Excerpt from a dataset
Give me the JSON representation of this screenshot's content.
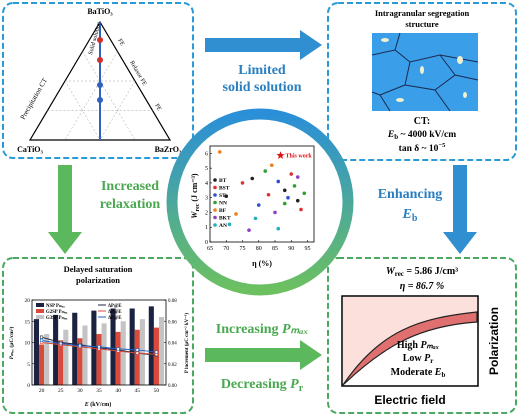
{
  "ternary": {
    "top": "BaTiO₃",
    "left": "CaTiO₃",
    "right": "BaZrO₃",
    "edge_labels": {
      "solid": "Solid solution",
      "fe": "FE",
      "relaxor": "Relaxor FE",
      "pe": "PE",
      "precip": "Precipitation CT"
    }
  },
  "arrow_top": [
    "Limited",
    "solid solution"
  ],
  "arrow_left": [
    "Increased",
    "relaxation"
  ],
  "arrow_right": {
    "text": "Enhancing",
    "main": "E",
    "sub": "b"
  },
  "arrow_bottom": {
    "upper": {
      "text": "Increasing ",
      "main": "Pₘₐₓ"
    },
    "lower": {
      "text": "Decreasing ",
      "main": "P",
      "sub": "r"
    }
  },
  "microstructure": {
    "title": [
      "Intragranular segregation",
      "structure"
    ],
    "ct": "CT:",
    "eb": {
      "main": "E",
      "sub": "b",
      "rest": " ~ 4000 kV/cm"
    },
    "tan": {
      "main": "tan δ ~ 10",
      "sup": "−5"
    }
  },
  "center_chart": {
    "type": "scatter",
    "x_label": "η (%)",
    "y_label": {
      "main": "W",
      "sub": "rec",
      "unit": " (J cm⁻³)"
    },
    "xlim": [
      65,
      97
    ],
    "xticks": [
      65,
      70,
      75,
      80,
      85,
      90,
      95
    ],
    "ylim": [
      0,
      6.5
    ],
    "yticks": [
      0,
      1,
      2,
      3,
      4,
      5,
      6
    ],
    "series": [
      {
        "name": "BT",
        "color": "#222222",
        "x": [
          70,
          78,
          88,
          92
        ],
        "values": [
          3.1,
          4.3,
          3.5,
          2.8
        ]
      },
      {
        "name": "BST",
        "color": "#e03030",
        "x": [
          75,
          83,
          90,
          93
        ],
        "values": [
          4.0,
          3.2,
          4.6,
          2.2
        ]
      },
      {
        "name": "ST",
        "color": "#3050d0",
        "x": [
          80,
          86,
          89
        ],
        "values": [
          2.5,
          4.1,
          3.0
        ]
      },
      {
        "name": "NN",
        "color": "#30a030",
        "x": [
          82,
          88,
          91,
          94
        ],
        "values": [
          4.8,
          2.6,
          3.8,
          3.3
        ]
      },
      {
        "name": "BF",
        "color": "#f08020",
        "x": [
          68,
          73,
          84
        ],
        "values": [
          6.1,
          1.9,
          5.2
        ]
      },
      {
        "name": "BKT",
        "color": "#9040c0",
        "x": [
          77,
          85,
          92
        ],
        "values": [
          0.8,
          2.0,
          4.4
        ]
      },
      {
        "name": "AN",
        "color": "#20b0c0",
        "x": [
          71,
          79,
          86
        ],
        "values": [
          1.2,
          1.6,
          0.9
        ]
      }
    ],
    "this_work": {
      "label": "This work",
      "x": 86.7,
      "value": 5.86,
      "color": "#e01010"
    }
  },
  "bar_chart": {
    "type": "bar",
    "title": [
      "Delayed saturation",
      "polarization"
    ],
    "categories": [
      20,
      25,
      30,
      35,
      40,
      45,
      50
    ],
    "x_label": {
      "main": "E",
      "unit": " (kV/cm)"
    },
    "y_label": {
      "main": "Pₘₐₓ",
      "unit": " (μC/cm²)"
    },
    "y2_label": "P increment (μC cm⁻² kV⁻¹)",
    "ylim": [
      0,
      20
    ],
    "yticks": [
      0,
      5,
      10,
      15,
      20
    ],
    "y2lim": [
      0,
      0.08
    ],
    "y2ticks": [
      {
        "value": 0,
        "label": "0.00"
      },
      {
        "value": 0.02,
        "label": "0.02"
      },
      {
        "value": 0.04,
        "label": "0.04"
      },
      {
        "value": 0.06,
        "label": "0.06"
      },
      {
        "value": 0.08,
        "label": "0.08"
      }
    ],
    "series": [
      {
        "name": "NSP Pₘₐₓ",
        "color": "#1c2340",
        "values": [
          15.5,
          16.5,
          17,
          17.5,
          18,
          18,
          18.5
        ]
      },
      {
        "name": "G2SP Pₘₐₓ",
        "color": "#d84a3a",
        "values": [
          9.5,
          10.5,
          11,
          12,
          12.5,
          13,
          13.5
        ]
      },
      {
        "name": "G3SP Pₘₐₓ",
        "color": "#c4c4c4",
        "values": [
          12,
          13,
          14,
          14.5,
          15,
          15.5,
          16
        ]
      },
      {
        "name": "ΔP@E",
        "color": "#1c2340",
        "axis": "y2",
        "values": [
          0.045,
          0.04,
          0.038,
          0.035,
          0.033,
          0.03,
          0.028
        ]
      },
      {
        "name": "ΔP@E",
        "color": "#d84a3a",
        "axis": "y2",
        "values": [
          0.04,
          0.038,
          0.036,
          0.034,
          0.032,
          0.03,
          0.029
        ]
      },
      {
        "name": "ΔP@E",
        "color": "#2060c0",
        "axis": "y2",
        "values": [
          0.042,
          0.039,
          0.037,
          0.036,
          0.034,
          0.033,
          0.031
        ]
      }
    ]
  },
  "result": {
    "w": {
      "main": "W",
      "sub": "rec",
      "rest": " = 5.86 J/cm³"
    },
    "eta": "η = 86.7 %",
    "high": {
      "text": "High ",
      "main": "Pₘₐₓ"
    },
    "low": {
      "text": "Low ",
      "main": "P",
      "sub": "r"
    },
    "moderate": {
      "text": "Moderate ",
      "main": "E",
      "sub": "b"
    },
    "y_axis": "Polarization",
    "x_axis": "Electric field"
  }
}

• _The problem_
Gather, from the listing above, every line carrying the word "solid".

• _Task response_
      "solid": "Solid solution",
    "solid solution"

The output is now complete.